What you should do — How many of the lines below include "replacement"? Give the number and no other words.

######

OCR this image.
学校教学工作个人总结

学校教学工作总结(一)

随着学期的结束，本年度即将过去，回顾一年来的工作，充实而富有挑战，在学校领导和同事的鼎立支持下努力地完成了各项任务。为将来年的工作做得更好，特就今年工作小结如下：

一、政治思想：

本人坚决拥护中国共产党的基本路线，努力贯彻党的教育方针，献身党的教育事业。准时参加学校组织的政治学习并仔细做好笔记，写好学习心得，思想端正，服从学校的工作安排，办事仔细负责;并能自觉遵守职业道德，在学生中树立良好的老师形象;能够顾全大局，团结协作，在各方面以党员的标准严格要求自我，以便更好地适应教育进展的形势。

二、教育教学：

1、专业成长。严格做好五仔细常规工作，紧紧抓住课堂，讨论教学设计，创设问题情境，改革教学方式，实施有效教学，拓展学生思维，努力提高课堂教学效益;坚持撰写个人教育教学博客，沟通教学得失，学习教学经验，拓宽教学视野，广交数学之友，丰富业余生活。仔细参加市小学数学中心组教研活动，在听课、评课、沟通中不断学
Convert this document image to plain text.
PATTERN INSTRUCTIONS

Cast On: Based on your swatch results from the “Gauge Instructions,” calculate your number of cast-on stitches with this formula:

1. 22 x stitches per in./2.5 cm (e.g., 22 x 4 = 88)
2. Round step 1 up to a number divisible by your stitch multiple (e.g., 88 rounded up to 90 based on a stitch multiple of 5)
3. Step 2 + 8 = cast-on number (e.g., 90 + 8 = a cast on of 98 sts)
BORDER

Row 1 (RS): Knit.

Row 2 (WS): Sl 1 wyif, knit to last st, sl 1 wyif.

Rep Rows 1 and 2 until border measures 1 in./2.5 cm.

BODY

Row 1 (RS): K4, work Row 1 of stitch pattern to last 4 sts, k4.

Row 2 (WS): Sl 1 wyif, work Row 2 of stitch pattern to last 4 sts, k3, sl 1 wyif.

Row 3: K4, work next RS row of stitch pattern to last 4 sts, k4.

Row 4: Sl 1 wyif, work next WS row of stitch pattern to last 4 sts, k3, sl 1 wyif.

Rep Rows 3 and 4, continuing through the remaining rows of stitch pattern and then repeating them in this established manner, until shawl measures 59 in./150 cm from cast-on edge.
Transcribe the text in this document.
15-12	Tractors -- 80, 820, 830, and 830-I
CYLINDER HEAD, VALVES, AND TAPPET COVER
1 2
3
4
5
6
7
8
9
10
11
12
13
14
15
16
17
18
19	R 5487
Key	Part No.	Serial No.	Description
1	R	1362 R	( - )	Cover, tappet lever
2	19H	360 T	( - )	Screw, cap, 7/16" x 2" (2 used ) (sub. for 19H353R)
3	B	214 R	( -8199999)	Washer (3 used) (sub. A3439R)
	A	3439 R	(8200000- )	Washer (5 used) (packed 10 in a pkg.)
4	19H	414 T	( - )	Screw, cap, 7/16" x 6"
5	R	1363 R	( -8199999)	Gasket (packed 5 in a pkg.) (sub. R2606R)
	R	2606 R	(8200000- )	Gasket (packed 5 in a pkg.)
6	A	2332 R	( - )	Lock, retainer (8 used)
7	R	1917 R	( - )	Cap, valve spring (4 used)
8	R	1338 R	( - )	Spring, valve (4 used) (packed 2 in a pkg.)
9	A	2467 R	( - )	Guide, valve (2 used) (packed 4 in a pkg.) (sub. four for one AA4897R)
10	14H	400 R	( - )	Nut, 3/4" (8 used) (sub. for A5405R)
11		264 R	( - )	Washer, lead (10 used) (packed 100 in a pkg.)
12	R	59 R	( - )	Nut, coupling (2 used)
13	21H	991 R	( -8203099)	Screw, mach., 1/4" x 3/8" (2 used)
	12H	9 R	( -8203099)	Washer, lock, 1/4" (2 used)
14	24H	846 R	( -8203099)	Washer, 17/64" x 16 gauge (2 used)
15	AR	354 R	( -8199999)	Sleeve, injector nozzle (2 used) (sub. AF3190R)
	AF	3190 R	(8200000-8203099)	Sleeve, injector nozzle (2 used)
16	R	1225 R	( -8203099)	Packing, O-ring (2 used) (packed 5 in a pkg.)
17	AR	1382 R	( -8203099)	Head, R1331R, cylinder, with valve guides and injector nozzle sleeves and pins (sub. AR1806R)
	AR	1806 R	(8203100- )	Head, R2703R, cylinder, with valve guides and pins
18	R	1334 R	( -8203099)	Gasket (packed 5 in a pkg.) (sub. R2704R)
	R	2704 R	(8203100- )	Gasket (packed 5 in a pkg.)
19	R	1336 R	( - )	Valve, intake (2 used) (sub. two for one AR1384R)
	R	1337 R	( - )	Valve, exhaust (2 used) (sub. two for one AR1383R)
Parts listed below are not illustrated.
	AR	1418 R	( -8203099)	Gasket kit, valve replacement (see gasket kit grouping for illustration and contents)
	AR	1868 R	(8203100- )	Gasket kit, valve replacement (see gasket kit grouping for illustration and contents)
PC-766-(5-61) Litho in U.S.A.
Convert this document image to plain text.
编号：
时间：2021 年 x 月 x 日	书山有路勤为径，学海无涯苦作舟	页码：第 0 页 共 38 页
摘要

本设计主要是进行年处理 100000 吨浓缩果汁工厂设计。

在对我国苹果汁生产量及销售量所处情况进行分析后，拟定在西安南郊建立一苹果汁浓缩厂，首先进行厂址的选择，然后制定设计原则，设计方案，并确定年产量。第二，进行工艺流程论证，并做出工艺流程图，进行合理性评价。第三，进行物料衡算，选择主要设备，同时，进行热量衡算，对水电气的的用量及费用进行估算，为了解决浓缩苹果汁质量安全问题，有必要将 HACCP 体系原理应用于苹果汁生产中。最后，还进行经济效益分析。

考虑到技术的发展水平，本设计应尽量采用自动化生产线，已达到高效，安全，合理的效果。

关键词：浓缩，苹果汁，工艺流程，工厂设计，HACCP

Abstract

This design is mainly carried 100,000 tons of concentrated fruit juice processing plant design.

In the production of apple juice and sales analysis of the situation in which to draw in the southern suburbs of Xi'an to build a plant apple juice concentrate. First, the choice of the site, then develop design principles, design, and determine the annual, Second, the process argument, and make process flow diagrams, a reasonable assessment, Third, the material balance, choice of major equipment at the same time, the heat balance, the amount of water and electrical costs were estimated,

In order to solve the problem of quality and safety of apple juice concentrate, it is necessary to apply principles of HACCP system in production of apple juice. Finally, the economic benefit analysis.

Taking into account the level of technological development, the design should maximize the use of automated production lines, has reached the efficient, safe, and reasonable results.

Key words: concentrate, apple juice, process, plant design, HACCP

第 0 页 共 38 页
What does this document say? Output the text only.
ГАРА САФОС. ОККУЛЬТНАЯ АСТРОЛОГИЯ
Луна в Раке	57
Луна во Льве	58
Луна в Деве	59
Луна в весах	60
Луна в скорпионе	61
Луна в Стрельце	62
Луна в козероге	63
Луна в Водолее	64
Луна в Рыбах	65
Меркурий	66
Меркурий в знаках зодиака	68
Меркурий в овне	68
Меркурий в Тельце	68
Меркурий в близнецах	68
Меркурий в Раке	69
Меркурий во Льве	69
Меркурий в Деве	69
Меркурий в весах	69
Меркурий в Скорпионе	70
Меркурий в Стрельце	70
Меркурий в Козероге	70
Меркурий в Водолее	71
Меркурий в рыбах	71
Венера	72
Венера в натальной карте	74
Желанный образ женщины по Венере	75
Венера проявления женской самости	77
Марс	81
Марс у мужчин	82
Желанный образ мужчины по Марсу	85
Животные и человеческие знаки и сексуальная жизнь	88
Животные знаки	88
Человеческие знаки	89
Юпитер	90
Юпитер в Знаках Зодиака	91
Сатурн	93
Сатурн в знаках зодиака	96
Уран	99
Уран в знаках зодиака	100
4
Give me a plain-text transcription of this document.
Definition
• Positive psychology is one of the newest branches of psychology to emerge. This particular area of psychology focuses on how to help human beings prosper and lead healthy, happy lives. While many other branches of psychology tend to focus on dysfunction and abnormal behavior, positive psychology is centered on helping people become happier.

######

Exercise response — 2